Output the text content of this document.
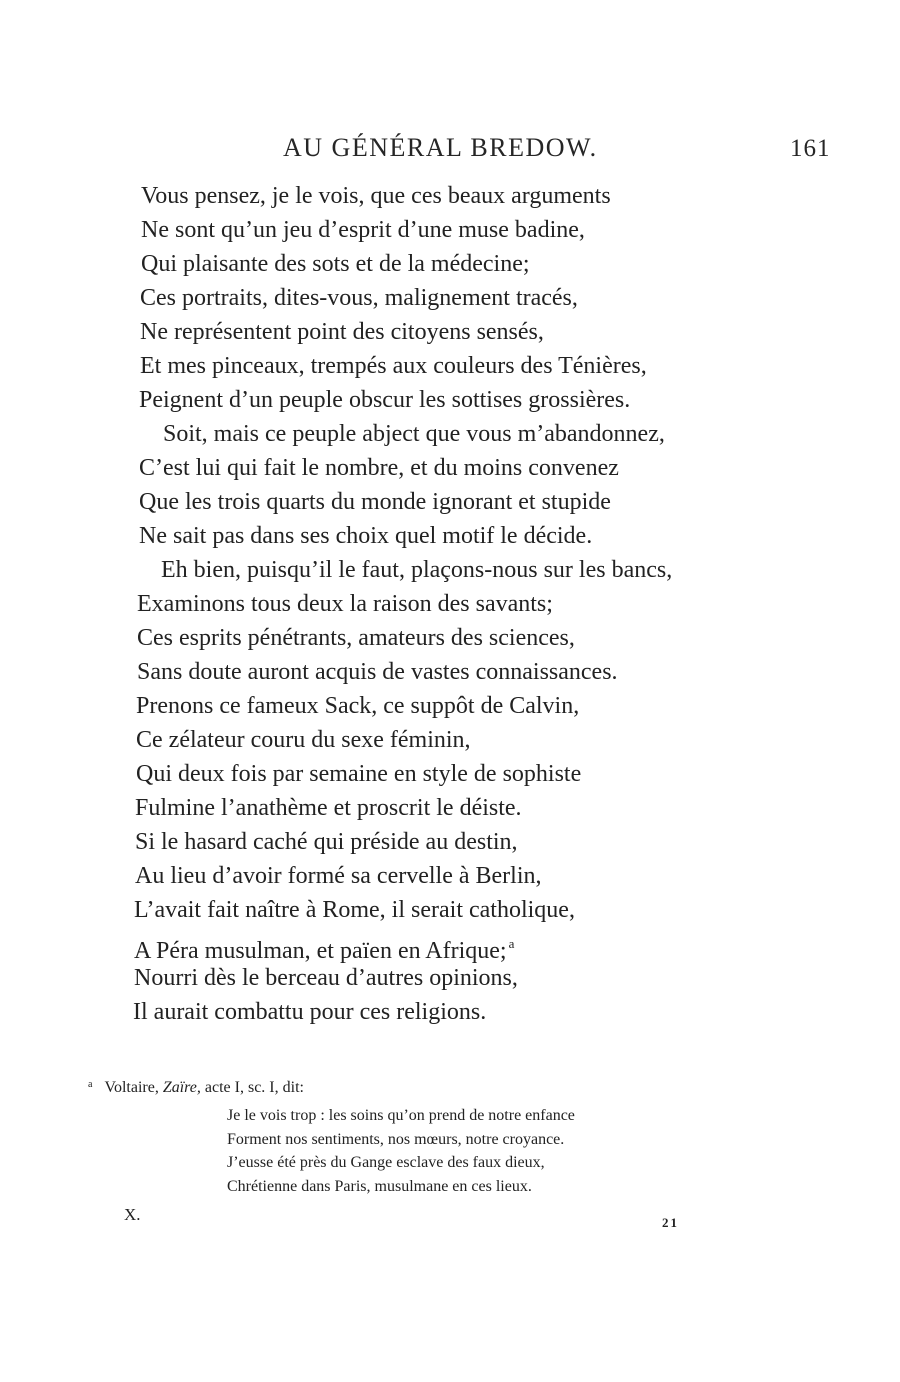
AU GÉNÉRAL BREDOW.	161
Vous pensez, je le vois, que ces beaux arguments
Ne sont qu’un jeu d’esprit d’une muse badine,
Qui plaisante des sots et de la médecine;
Ces portraits, dites-vous, malignement tracés,
Ne représentent point des citoyens sensés,
Et mes pinceaux, trempés aux couleurs des Ténières,
Peignent d’un peuple obscur les sottises grossières.
Soit, mais ce peuple abject que vous m’abandonnez,
C’est lui qui fait le nombre, et du moins convenez
Que les trois quarts du monde ignorant et stupide
Ne sait pas dans ses choix quel motif le décide.
Eh bien, puisqu’il le faut, plaçons-nous sur les bancs,
Examinons tous deux la raison des savants;
Ces esprits pénétrants, amateurs des sciences,
Sans doute auront acquis de vastes connaissances.
Prenons ce fameux Sack, ce suppôt de Calvin,
Ce zélateur couru du sexe féminin,
Qui deux fois par semaine en style de sophiste
Fulmine l’anathème et proscrit le déiste.
Si le hasard caché qui préside au destin,
Au lieu d’avoir formé sa cervelle à Berlin,
L’avait fait naître à Rome, il serait catholique,
A Péra musulman, et païen en Afrique; $^a$
Nourri dès le berceau d’autres opinions,
Il aurait combattu pour ces religions.
$^a$ Voltaire, Zaïre, acte I, sc. I, dit:
Je le vois trop : les soins qu’on prend de notre enfance
Forment nos sentiments, nos mœurs, notre croyance.
J’eusse été près du Gange esclave des faux dieux,
Chrétienne dans Paris, musulmane en ces lieux.
X.	21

********

→ **SET PROBLEM**: Search the entries for the word "peuple" and pick out every line that holds it.

→ **OUTPUT FOR THIS EXERCISE**:
Peignent d’un peuple obscur les sottises grossières.
Soit, mais ce peuple abject que vous m’abandonnez,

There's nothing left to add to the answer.